■ Input
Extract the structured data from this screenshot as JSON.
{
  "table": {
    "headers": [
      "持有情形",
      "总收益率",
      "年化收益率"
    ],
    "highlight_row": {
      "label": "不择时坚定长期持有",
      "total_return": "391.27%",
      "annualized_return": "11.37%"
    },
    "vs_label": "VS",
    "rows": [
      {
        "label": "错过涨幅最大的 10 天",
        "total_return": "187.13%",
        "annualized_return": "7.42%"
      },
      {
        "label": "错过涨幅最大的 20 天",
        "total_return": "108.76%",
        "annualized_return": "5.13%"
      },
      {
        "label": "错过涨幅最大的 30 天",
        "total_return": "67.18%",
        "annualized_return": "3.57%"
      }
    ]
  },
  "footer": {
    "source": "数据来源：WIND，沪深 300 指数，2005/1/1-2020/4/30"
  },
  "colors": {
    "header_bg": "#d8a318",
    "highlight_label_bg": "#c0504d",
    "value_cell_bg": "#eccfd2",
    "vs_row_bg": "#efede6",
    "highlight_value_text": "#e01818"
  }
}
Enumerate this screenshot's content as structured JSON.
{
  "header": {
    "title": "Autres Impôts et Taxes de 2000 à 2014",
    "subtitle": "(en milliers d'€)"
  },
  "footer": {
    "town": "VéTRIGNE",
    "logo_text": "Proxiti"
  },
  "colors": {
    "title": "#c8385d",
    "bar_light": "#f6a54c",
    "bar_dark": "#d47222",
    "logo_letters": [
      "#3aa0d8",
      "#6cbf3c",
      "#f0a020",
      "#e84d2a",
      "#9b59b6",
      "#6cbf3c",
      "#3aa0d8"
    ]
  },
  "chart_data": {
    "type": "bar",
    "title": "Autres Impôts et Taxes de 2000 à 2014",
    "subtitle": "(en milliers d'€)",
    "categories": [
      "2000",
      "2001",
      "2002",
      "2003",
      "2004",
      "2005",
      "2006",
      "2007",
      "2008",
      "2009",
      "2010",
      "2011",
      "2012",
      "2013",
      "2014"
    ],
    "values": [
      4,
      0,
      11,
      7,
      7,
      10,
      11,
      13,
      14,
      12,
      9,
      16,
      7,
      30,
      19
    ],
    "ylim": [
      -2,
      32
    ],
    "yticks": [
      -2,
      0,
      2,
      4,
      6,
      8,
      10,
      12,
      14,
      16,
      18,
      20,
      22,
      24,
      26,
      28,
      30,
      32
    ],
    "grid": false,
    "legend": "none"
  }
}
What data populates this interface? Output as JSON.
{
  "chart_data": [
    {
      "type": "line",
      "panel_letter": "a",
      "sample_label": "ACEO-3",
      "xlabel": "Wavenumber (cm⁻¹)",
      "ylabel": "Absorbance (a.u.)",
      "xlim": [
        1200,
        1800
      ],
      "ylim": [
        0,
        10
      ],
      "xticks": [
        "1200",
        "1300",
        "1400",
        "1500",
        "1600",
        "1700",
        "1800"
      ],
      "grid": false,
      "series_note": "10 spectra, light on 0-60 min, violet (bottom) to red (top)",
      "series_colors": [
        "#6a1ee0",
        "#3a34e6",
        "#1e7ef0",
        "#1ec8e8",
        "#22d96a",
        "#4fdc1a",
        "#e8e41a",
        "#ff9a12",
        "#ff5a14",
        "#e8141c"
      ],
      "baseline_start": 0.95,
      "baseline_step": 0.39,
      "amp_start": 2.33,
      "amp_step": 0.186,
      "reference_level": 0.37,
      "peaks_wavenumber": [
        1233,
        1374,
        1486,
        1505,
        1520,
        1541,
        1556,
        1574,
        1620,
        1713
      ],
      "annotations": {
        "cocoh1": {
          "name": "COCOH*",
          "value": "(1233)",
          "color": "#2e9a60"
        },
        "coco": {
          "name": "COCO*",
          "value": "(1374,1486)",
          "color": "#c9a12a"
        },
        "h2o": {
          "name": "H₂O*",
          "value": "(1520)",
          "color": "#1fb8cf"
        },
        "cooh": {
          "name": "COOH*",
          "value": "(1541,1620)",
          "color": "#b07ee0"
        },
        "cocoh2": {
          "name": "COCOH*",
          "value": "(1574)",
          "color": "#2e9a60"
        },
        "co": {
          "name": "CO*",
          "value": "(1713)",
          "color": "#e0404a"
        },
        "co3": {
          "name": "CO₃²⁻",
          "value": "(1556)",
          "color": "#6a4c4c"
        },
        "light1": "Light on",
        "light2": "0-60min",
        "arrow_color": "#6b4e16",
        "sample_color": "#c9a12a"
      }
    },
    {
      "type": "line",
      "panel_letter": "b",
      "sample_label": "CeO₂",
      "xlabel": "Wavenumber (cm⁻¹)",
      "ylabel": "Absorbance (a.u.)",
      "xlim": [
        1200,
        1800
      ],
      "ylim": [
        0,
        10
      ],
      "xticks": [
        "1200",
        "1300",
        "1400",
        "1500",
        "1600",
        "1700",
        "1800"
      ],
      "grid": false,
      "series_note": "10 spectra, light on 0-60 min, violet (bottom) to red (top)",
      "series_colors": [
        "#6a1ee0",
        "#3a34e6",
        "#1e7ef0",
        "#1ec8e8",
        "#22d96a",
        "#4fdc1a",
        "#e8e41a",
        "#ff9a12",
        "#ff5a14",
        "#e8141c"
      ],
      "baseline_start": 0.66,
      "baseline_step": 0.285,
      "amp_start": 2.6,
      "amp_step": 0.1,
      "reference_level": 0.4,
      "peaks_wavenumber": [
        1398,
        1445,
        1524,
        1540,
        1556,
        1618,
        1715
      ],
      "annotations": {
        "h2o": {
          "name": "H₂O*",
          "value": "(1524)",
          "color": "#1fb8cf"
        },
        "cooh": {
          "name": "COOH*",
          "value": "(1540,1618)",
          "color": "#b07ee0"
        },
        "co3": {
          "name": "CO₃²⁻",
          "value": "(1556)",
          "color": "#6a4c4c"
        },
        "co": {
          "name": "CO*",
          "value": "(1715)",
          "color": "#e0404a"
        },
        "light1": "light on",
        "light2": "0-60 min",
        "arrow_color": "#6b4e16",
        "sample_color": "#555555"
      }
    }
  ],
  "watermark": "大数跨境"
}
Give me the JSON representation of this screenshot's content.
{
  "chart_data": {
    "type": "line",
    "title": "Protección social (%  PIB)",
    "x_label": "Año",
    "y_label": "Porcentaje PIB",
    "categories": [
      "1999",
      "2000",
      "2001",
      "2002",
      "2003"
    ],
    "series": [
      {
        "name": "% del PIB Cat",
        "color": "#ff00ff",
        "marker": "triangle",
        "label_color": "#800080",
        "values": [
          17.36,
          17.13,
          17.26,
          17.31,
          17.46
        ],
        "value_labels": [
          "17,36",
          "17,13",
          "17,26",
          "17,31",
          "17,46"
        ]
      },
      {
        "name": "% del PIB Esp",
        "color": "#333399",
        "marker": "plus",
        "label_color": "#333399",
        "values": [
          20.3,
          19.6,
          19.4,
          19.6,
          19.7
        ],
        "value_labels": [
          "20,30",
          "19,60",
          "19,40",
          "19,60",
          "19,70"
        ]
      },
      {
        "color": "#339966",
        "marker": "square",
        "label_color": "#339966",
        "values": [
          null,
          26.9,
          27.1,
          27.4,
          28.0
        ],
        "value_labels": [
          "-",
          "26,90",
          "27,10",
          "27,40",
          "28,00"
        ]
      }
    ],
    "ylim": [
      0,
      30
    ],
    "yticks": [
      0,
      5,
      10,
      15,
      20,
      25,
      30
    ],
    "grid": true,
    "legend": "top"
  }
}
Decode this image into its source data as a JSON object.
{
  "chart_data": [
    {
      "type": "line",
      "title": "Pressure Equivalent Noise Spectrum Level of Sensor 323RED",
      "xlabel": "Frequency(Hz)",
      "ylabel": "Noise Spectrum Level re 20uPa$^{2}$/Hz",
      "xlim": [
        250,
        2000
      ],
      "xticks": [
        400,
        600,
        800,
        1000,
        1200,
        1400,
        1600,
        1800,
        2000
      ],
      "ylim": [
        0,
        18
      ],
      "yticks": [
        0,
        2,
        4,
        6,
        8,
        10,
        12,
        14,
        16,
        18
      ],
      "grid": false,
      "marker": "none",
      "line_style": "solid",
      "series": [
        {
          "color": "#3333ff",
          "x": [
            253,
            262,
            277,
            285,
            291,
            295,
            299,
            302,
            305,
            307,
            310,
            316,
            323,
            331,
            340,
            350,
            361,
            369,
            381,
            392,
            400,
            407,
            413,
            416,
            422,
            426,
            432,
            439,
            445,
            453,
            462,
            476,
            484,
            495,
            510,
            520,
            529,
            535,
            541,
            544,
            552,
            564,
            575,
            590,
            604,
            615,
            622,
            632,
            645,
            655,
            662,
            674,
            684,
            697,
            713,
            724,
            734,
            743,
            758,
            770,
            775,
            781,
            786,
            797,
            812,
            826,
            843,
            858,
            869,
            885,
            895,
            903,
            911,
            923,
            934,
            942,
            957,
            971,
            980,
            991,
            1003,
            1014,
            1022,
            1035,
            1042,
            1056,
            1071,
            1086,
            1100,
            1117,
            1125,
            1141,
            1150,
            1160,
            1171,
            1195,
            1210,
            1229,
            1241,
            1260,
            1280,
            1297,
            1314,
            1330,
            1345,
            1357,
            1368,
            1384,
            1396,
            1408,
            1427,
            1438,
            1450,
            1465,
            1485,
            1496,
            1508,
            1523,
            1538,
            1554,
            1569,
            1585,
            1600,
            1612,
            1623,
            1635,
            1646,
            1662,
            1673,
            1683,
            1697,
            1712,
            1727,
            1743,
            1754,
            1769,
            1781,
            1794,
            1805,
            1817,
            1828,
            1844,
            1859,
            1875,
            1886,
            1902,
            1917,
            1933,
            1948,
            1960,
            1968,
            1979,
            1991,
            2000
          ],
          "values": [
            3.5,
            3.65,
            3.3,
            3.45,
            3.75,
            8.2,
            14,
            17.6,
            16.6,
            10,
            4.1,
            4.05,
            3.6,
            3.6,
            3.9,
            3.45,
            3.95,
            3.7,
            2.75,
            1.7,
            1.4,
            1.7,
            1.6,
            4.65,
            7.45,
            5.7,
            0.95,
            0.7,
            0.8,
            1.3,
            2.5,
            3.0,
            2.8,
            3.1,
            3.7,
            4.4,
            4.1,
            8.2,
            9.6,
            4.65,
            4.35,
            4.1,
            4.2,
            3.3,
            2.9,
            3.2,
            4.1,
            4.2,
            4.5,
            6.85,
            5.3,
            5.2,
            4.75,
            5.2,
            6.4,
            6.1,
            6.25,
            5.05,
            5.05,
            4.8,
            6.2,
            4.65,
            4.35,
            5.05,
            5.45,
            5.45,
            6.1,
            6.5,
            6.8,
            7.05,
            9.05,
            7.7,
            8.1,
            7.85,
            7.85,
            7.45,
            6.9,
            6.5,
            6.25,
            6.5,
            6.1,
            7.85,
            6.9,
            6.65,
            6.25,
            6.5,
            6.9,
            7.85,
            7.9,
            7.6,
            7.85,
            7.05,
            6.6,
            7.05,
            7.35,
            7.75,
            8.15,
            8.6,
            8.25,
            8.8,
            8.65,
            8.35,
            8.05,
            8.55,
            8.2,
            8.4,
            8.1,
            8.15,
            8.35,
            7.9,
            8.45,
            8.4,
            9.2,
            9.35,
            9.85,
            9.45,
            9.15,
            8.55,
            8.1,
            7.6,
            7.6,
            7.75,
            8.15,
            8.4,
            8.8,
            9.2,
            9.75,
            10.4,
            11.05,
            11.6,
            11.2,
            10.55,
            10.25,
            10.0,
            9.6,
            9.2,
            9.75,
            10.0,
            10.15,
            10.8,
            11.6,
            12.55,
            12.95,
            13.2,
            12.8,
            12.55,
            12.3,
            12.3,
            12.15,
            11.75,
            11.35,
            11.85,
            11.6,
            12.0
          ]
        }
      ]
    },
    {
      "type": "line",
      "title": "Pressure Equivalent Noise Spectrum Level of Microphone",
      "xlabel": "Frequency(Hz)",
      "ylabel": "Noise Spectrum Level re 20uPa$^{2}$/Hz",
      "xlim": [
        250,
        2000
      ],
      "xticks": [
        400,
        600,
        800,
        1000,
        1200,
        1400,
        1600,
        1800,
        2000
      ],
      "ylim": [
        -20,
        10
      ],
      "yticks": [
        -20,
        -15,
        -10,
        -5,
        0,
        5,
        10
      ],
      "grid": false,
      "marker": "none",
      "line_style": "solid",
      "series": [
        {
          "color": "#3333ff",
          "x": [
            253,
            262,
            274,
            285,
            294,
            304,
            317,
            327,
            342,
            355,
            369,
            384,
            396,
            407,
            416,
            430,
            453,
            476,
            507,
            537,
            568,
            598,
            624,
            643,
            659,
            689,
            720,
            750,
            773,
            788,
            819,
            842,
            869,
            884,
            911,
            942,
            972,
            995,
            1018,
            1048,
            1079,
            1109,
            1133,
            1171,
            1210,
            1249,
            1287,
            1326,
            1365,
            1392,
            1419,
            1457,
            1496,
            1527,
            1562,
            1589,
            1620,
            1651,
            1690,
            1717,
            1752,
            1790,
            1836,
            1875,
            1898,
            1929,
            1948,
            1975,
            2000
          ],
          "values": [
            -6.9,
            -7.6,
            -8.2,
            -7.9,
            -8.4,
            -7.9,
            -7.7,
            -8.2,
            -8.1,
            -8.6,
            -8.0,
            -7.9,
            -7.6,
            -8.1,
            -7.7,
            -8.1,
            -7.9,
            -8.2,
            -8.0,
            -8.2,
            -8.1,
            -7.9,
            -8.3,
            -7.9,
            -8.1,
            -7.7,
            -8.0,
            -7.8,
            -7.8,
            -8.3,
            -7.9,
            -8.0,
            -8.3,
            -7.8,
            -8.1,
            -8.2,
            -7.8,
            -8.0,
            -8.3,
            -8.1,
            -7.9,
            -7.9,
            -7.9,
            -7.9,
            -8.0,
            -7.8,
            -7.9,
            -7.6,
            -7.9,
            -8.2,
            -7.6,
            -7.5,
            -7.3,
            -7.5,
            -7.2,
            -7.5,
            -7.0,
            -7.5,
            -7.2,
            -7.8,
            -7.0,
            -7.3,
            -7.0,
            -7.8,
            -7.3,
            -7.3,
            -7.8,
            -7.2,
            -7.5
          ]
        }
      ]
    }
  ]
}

■ What you have to do
Reproduce each line of the material containing the word "milliers".

■ Result
    "subtitle": "(en milliers d'€)"
    "subtitle": "(en milliers d'€)",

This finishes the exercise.